◆ **Exercise brief**
Can you format every one of the rows below as a numbered list, leaving out blank lines? Omit the pictures from your answer.

Element bounding-box annotations:
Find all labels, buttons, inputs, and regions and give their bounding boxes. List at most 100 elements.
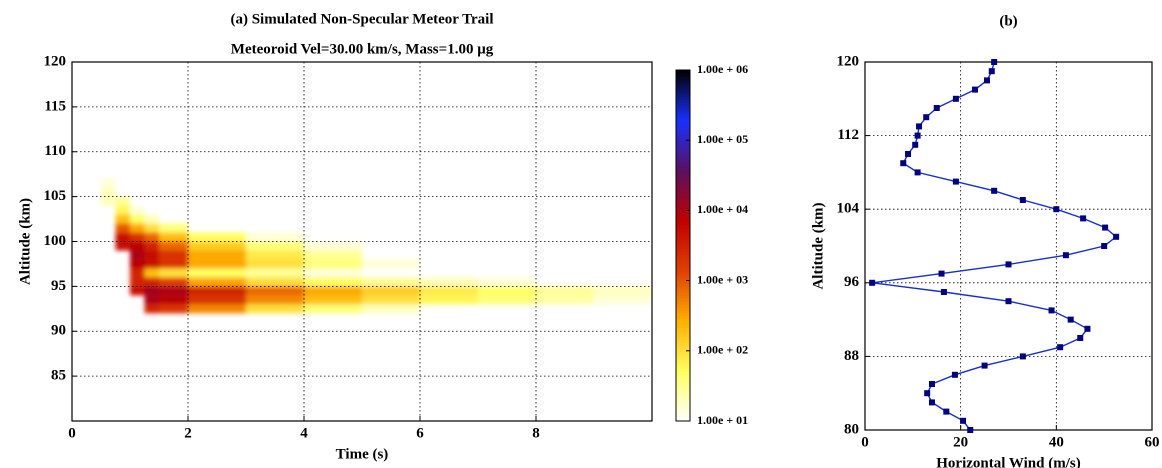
colorbar-segment xyxy=(676,321,690,326)
colorbar-segment xyxy=(676,175,690,179)
heat-cell xyxy=(304,250,362,260)
colorbar-segment xyxy=(676,412,690,416)
colorbar-segment xyxy=(676,333,690,337)
colorbar-segment xyxy=(676,122,690,127)
colorbar-segment xyxy=(676,236,690,241)
heat-cell xyxy=(188,286,246,296)
x-axis-label: Horizontal Wind (m/s) xyxy=(936,455,1080,468)
heat-cell xyxy=(130,241,145,251)
colorbar-tick-label: 1.00e + 05 xyxy=(697,132,748,146)
heat-cell xyxy=(188,241,246,251)
colorbar-segment xyxy=(676,263,690,267)
wind-marker xyxy=(900,160,907,167)
heat-cell xyxy=(159,259,188,269)
colorbar-segment xyxy=(676,84,690,89)
heat-cell xyxy=(130,232,145,242)
wind-marker xyxy=(951,371,958,378)
chart-title: (a) Simulated Non-Specular Meteor Trail xyxy=(230,11,493,27)
heat-cell xyxy=(144,295,159,305)
colorbar-segment xyxy=(676,359,690,364)
colorbar-segment xyxy=(676,415,690,419)
colorbar-segment xyxy=(676,409,690,413)
wind-marker xyxy=(1067,316,1074,323)
heat-cell xyxy=(362,277,420,287)
colorbar-segment xyxy=(676,181,690,185)
x-tick-label: 6 xyxy=(416,425,424,441)
wind-marker xyxy=(1005,261,1012,268)
colorbar-segment xyxy=(676,154,690,159)
wind-marker xyxy=(943,408,950,415)
heat-cell xyxy=(188,268,246,278)
wind-marker xyxy=(914,169,921,176)
colorbar-segment xyxy=(676,289,690,293)
y-tick-label: 80 xyxy=(844,421,859,437)
colorbar-segment xyxy=(676,324,690,328)
heat-cell xyxy=(115,232,130,242)
colorbar-segment xyxy=(676,227,690,232)
heat-cell xyxy=(144,232,159,242)
heatmap-cells xyxy=(101,178,652,314)
x-tick-label: 40 xyxy=(1049,434,1064,450)
heat-cell xyxy=(144,250,159,260)
chart-subtitle: Meteoroid Vel=30.00 km/s, Mass=1.00 μg xyxy=(231,41,494,57)
colorbar-segment xyxy=(676,222,690,226)
colorbar-segment xyxy=(676,110,690,115)
colorbar-segment xyxy=(676,350,690,355)
heat-cell xyxy=(188,259,246,269)
wind-marker xyxy=(981,362,988,369)
heat-cell xyxy=(188,304,246,314)
y-tick-label: 105 xyxy=(44,188,67,204)
wind-marker xyxy=(983,77,990,84)
colorbar-segment xyxy=(676,260,690,264)
wind-marker xyxy=(916,123,923,130)
colorbar-tick-label: 1.00e + 06 xyxy=(697,62,748,76)
colorbar-segment xyxy=(676,195,690,200)
colorbar-segment xyxy=(676,304,690,308)
colorbar-segment xyxy=(676,198,690,203)
heat-cell xyxy=(246,286,304,296)
colorbar-segment xyxy=(676,397,690,402)
x-tick-label: 0 xyxy=(861,434,869,450)
heat-cell xyxy=(304,295,362,305)
y-tick-label: 100 xyxy=(44,233,67,249)
heat-cell xyxy=(144,214,159,224)
colorbar-segment xyxy=(676,178,690,182)
x-tick-label: 20 xyxy=(953,434,968,450)
heat-cell xyxy=(115,196,130,206)
heat-cell xyxy=(130,268,145,278)
colorbar-segment xyxy=(676,312,690,317)
colorbar-segment xyxy=(676,172,690,176)
heat-cell xyxy=(115,223,130,233)
heat-cell xyxy=(159,286,188,296)
heat-cell xyxy=(101,178,116,188)
y-tick-label: 90 xyxy=(51,323,66,339)
heat-cell xyxy=(304,277,362,287)
heat-cell xyxy=(246,250,304,260)
colorbar-segment xyxy=(676,187,690,191)
wind-marker xyxy=(1057,344,1064,351)
colorbar-segment xyxy=(676,374,690,378)
colorbar-segment xyxy=(676,344,690,349)
heat-cell xyxy=(246,304,304,314)
heat-cell xyxy=(144,277,159,287)
wind-marker xyxy=(928,381,935,387)
colorbar-segment xyxy=(676,388,690,393)
heat-cell xyxy=(130,277,145,287)
colorbar-segment xyxy=(676,157,690,162)
heat-cell xyxy=(101,196,116,206)
colorbar-segment xyxy=(676,403,690,407)
heat-cell xyxy=(420,286,478,296)
heat-cell xyxy=(304,259,362,269)
heat-cell xyxy=(144,304,159,314)
heat-cell xyxy=(246,259,304,269)
colorbar-segment xyxy=(676,277,690,282)
colorbar-segment xyxy=(676,347,690,352)
heat-cell xyxy=(144,259,159,269)
colorbar-segment xyxy=(676,213,690,217)
colorbar-segment xyxy=(676,391,690,396)
heat-cell xyxy=(188,232,246,242)
y-tick-label: 95 xyxy=(51,278,66,294)
heat-cell xyxy=(188,295,246,305)
heat-cell xyxy=(536,286,594,296)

◆ **Full solution**
1. Find all labels, buttons, inputs, and regions and give their bounding boxes. List at most 100 elements.
2. colorbar-segment xyxy=(676,321,690,326)
3. colorbar-segment xyxy=(676,175,690,179)
4. heat-cell xyxy=(304,250,362,260)
5. colorbar-segment xyxy=(676,412,690,416)
6. colorbar-segment xyxy=(676,333,690,337)
7. colorbar-segment xyxy=(676,122,690,127)
8. colorbar-segment xyxy=(676,236,690,241)
9. heat-cell xyxy=(188,286,246,296)
10. x-axis-label: Horizontal Wind (m/s) xyxy=(936,455,1080,468)
11. heat-cell xyxy=(130,241,145,251)
12. colorbar-tick-label: 1.00e + 05 xyxy=(697,132,748,146)
13. heat-cell xyxy=(188,241,246,251)
14. colorbar-segment xyxy=(676,263,690,267)
15. wind-marker xyxy=(900,160,907,167)
16. heat-cell xyxy=(159,259,188,269)
17. colorbar-segment xyxy=(676,84,690,89)
18. heat-cell xyxy=(130,232,145,242)
19. wind-marker xyxy=(951,371,958,378)
20. chart-title: (a) Simulated Non-Specular Meteor Trail xyxy=(230,11,493,27)
21. heat-cell xyxy=(144,295,159,305)
22. colorbar-segment xyxy=(676,359,690,364)
23. colorbar-segment xyxy=(676,415,690,419)
24. colorbar-segment xyxy=(676,409,690,413)
25. wind-marker xyxy=(1067,316,1074,323)
26. heat-cell xyxy=(362,277,420,287)
27. colorbar-segment xyxy=(676,181,690,185)
28. x-tick-label: 6 xyxy=(416,425,424,441)
29. wind-marker xyxy=(1005,261,1012,268)
30. colorbar-segment xyxy=(676,154,690,159)
31. wind-marker xyxy=(943,408,950,415)
32. heat-cell xyxy=(188,268,246,278)
33. wind-marker xyxy=(914,169,921,176)
34. colorbar-segment xyxy=(676,289,690,293)
35. y-tick-label: 80 xyxy=(844,421,859,437)
36. colorbar-segment xyxy=(676,324,690,328)
37. heat-cell xyxy=(115,232,130,242)
38. colorbar-segment xyxy=(676,227,690,232)
39. heat-cell xyxy=(144,232,159,242)
40. heatmap-cells xyxy=(101,178,652,314)
41. x-tick-label: 40 xyxy=(1049,434,1064,450)
42. heat-cell xyxy=(144,250,159,260)
43. chart-subtitle: Meteoroid Vel=30.00 km/s, Mass=1.00 μg xyxy=(231,41,494,57)
44. colorbar-segment xyxy=(676,222,690,226)
45. colorbar-segment xyxy=(676,110,690,115)
46. colorbar-segment xyxy=(676,350,690,355)
47. heat-cell xyxy=(188,259,246,269)
48. wind-marker xyxy=(981,362,988,369)
49. heat-cell xyxy=(188,304,246,314)
50. y-tick-label: 105 xyxy=(44,188,67,204)
51. wind-marker xyxy=(983,77,990,84)
52. colorbar-segment xyxy=(676,260,690,264)
53. wind-marker xyxy=(916,123,923,130)
54. colorbar-tick-label: 1.00e + 06 xyxy=(697,62,748,76)
55. colorbar-segment xyxy=(676,195,690,200)
56. colorbar-segment xyxy=(676,304,690,308)
57. colorbar-segment xyxy=(676,198,690,203)
58. heat-cell xyxy=(246,286,304,296)
59. colorbar-segment xyxy=(676,397,690,402)
60. x-tick-label: 0 xyxy=(861,434,869,450)
61. heat-cell xyxy=(304,295,362,305)
62. y-tick-label: 100 xyxy=(44,233,67,249)
63. heat-cell xyxy=(144,214,159,224)
64. colorbar-segment xyxy=(676,178,690,182)
65. x-tick-label: 20 xyxy=(953,434,968,450)
66. heat-cell xyxy=(115,196,130,206)
67. heat-cell xyxy=(130,268,145,278)
68. colorbar-segment xyxy=(676,312,690,317)
69. colorbar-segment xyxy=(676,172,690,176)
70. heat-cell xyxy=(115,223,130,233)
71. heat-cell xyxy=(159,286,188,296)
72. heat-cell xyxy=(101,178,116,188)
73. y-tick-label: 90 xyxy=(51,323,66,339)
74. heat-cell xyxy=(304,277,362,287)
75. heat-cell xyxy=(246,250,304,260)
76. colorbar-segment xyxy=(676,187,690,191)
77. wind-marker xyxy=(1057,344,1064,351)
78. colorbar-segment xyxy=(676,374,690,378)
79. colorbar-segment xyxy=(676,344,690,349)
80. heat-cell xyxy=(246,304,304,314)
81. heat-cell xyxy=(144,277,159,287)
82. wind-marker xyxy=(928,381,935,387)
83. colorbar-segment xyxy=(676,388,690,393)
84. heat-cell xyxy=(130,277,145,287)
85. colorbar-segment xyxy=(676,157,690,162)
86. heat-cell xyxy=(101,196,116,206)
87. colorbar-segment xyxy=(676,403,690,407)
88. heat-cell xyxy=(420,286,478,296)
89. heat-cell xyxy=(304,259,362,269)
90. heat-cell xyxy=(144,304,159,314)
91. heat-cell xyxy=(246,259,304,269)
92. colorbar-segment xyxy=(676,277,690,282)
93. colorbar-segment xyxy=(676,347,690,352)
94. heat-cell xyxy=(144,259,159,269)
95. colorbar-segment xyxy=(676,213,690,217)
96. colorbar-segment xyxy=(676,391,690,396)
97. heat-cell xyxy=(188,232,246,242)
98. y-tick-label: 95 xyxy=(51,278,66,294)
99. heat-cell xyxy=(188,295,246,305)
100. heat-cell xyxy=(536,286,594,296)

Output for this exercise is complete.